Extracted material
***
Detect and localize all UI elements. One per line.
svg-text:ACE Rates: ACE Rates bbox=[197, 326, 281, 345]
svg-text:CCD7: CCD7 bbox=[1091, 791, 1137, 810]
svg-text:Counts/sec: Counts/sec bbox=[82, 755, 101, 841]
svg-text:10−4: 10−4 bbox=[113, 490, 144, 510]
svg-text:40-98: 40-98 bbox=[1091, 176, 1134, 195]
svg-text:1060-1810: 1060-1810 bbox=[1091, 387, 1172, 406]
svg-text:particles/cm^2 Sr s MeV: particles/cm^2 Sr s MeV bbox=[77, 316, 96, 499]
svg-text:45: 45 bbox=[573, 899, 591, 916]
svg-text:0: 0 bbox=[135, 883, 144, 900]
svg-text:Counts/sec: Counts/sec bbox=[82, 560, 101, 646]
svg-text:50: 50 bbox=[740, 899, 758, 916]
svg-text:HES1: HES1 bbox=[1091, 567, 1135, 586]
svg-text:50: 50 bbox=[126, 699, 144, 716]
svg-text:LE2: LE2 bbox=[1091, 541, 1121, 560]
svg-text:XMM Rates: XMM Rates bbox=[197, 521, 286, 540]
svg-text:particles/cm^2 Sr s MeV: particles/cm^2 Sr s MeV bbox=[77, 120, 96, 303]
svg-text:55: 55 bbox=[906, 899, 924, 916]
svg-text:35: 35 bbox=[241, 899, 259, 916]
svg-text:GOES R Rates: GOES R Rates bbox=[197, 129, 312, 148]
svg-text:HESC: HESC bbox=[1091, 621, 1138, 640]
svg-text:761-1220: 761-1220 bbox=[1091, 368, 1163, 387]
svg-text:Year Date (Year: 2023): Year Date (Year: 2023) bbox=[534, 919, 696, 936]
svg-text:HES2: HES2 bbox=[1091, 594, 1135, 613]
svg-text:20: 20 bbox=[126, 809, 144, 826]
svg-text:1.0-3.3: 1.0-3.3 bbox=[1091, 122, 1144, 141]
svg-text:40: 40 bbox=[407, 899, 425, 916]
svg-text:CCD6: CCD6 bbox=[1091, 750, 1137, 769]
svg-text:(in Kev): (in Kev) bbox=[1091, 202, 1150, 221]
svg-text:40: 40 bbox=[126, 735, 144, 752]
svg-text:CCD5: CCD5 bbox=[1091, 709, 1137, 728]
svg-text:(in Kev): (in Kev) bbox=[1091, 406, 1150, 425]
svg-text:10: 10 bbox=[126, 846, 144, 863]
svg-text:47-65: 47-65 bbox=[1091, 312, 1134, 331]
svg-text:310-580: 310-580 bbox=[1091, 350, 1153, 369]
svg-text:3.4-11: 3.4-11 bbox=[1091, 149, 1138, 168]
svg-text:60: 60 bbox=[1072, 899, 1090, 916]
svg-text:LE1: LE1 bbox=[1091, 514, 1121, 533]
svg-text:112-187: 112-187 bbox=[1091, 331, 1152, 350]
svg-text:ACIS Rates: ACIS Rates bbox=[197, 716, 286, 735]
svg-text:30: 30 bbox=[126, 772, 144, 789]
***
Written task
Locate every line in the entries above that contains the string "Counts", and copy each of those lines in full.

Answer in full
svg-text:Counts/sec: Counts/sec bbox=[82, 755, 101, 841]
svg-text:Counts/sec: Counts/sec bbox=[82, 560, 101, 646]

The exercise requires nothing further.